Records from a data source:
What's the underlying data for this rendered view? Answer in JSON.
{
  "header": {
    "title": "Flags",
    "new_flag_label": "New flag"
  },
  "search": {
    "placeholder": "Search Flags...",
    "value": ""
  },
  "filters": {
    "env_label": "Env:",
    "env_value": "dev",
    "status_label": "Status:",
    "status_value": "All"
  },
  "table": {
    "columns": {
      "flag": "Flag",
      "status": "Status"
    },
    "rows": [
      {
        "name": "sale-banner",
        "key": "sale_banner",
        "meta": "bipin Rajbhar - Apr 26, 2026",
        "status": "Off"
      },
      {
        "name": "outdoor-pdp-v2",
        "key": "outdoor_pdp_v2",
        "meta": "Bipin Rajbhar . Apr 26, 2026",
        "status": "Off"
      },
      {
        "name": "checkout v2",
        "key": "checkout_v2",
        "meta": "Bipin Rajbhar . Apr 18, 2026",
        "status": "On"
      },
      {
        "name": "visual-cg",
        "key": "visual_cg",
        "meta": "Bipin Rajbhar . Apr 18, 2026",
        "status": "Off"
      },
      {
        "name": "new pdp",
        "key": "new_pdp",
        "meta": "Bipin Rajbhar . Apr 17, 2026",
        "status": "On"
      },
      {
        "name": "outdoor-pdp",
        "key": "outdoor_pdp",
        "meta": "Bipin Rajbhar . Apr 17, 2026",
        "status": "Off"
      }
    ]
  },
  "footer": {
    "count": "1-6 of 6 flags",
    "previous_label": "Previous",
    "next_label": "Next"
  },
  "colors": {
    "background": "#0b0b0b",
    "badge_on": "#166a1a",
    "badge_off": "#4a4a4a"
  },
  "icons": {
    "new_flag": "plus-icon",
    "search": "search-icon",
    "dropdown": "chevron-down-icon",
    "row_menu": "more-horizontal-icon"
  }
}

- [Work to be completed]: Return every entry exactly as given.

- [Response to the exercise]:
What's the underlying data for this rendered view? Answer in JSON.
{
  "header": {
    "title": "Flags",
    "new_flag_label": "New flag"
  },
  "search": {
    "placeholder": "Search Flags...",
    "value": ""
  },
  "filters": {
    "env_label": "Env:",
    "env_value": "dev",
    "status_label": "Status:",
    "status_value": "All"
  },
  "table": {
    "columns": {
      "flag": "Flag",
      "status": "Status"
    },
    "rows": [
      {
        "name": "sale-banner",
        "key": "sale_banner",
        "meta": "bipin Rajbhar - Apr 26, 2026",
        "status": "Off"
      },
      {
        "name": "outdoor-pdp-v2",
        "key": "outdoor_pdp_v2",
        "meta": "Bipin Rajbhar . Apr 26, 2026",
        "status": "Off"
      },
      {
        "name": "checkout v2",
        "key": "checkout_v2",
        "meta": "Bipin Rajbhar . Apr 18, 2026",
        "status": "On"
      },
      {
        "name": "visual-cg",
        "key": "visual_cg",
        "meta": "Bipin Rajbhar . Apr 18, 2026",
        "status": "Off"
      },
      {
        "name": "new pdp",
        "key": "new_pdp",
        "meta": "Bipin Rajbhar . Apr 17, 2026",
        "status": "On"
      },
      {
        "name": "outdoor-pdp",
        "key": "outdoor_pdp",
        "meta": "Bipin Rajbhar . Apr 17, 2026",
        "status": "Off"
      }
    ]
  },
  "footer": {
    "count": "1-6 of 6 flags",
    "previous_label": "Previous",
    "next_label": "Next"
  },
  "colors": {
    "background": "#0b0b0b",
    "badge_on": "#166a1a",
    "badge_off": "#4a4a4a"
  },
  "icons": {
    "new_flag": "plus-icon",
    "search": "search-icon",
    "dropdown": "chevron-down-icon",
    "row_menu": "more-horizontal-icon"
  }
}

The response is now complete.